Collected data
● ● ●
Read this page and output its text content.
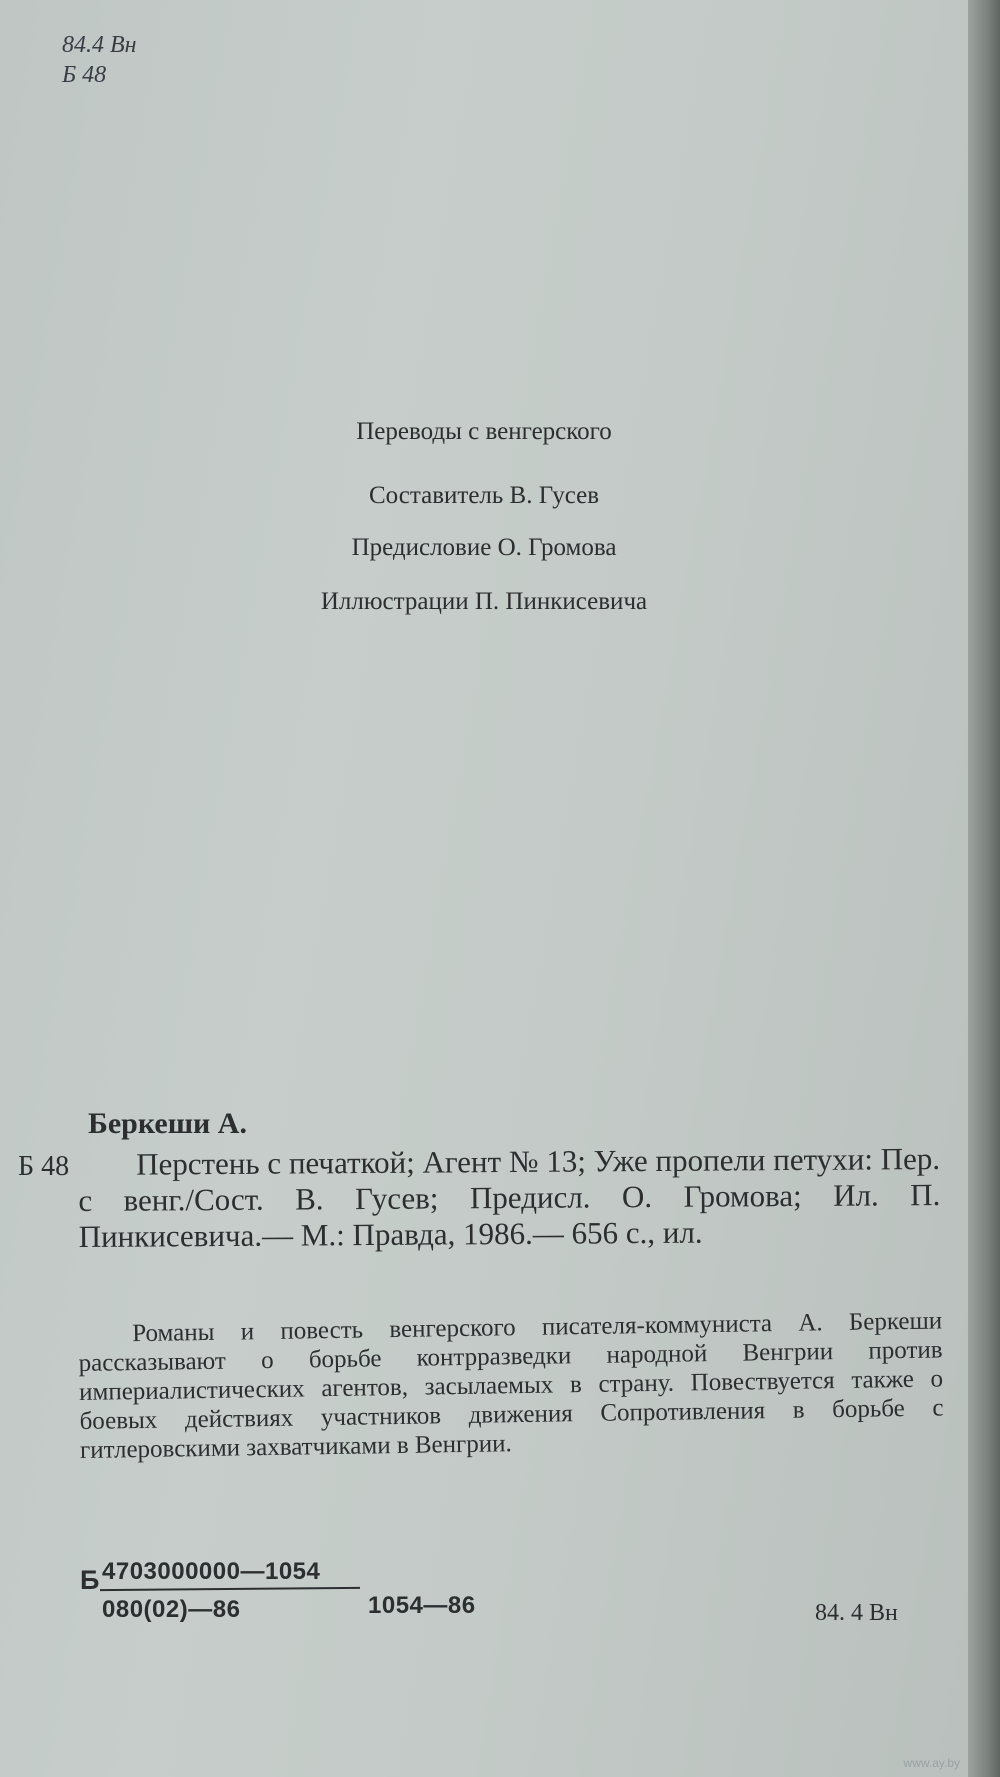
84.4 Вн
Б 48
Переводы с венгерского
Составитель В. Гусев
Предисловие О. Громова
Иллюстрации П. Пинкисевича
Беркеши А.
Б 48	Перстень с печаткой; Агент № 13; Уже пропели петухи: Пер. с венг./Сост. В. Гусев; Предисл. О. Громова; Ил. П. Пинкисевича.— М.: Правда, 1986.— 656 с., ил.
Романы и повесть венгерского писателя-коммуниста А. Беркеши рассказывают о борьбе контрразведки народной Венгрии против империалистических агентов, засылаемых в страну. Повествуется также о боевых действиях участников движения Сопротивления в борьбе с гитлеровскими захватчиками в Венгрии.
Б 4703000000—1054
080(02)—86	1054—86	84. 4 Вн
www.ay.by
● ● ●
Goal of the exercise ▸ From the entries above, output every line exactly and omit any image.

Reply to the exercise ▸
Read this page and output its text content.
84.4 Вн
Б 48
Переводы с венгерского
Составитель В. Гусев
Предисловие О. Громова
Иллюстрации П. Пинкисевича
Беркеши А.
Б 48	Перстень с печаткой; Агент № 13; Уже пропели петухи: Пер. с венг./Сост. В. Гусев; Предисл. О. Громова; Ил. П. Пинкисевича.— М.: Правда, 1986.— 656 с., ил.
Романы и повесть венгерского писателя-коммуниста А. Беркеши рассказывают о борьбе контрразведки народной Венгрии против империалистических агентов, засылаемых в страну. Повествуется также о боевых действиях участников движения Сопротивления в борьбе с гитлеровскими захватчиками в Венгрии.
Б 4703000000—1054
080(02)—86	1054—86	84. 4 Вн
www.ay.by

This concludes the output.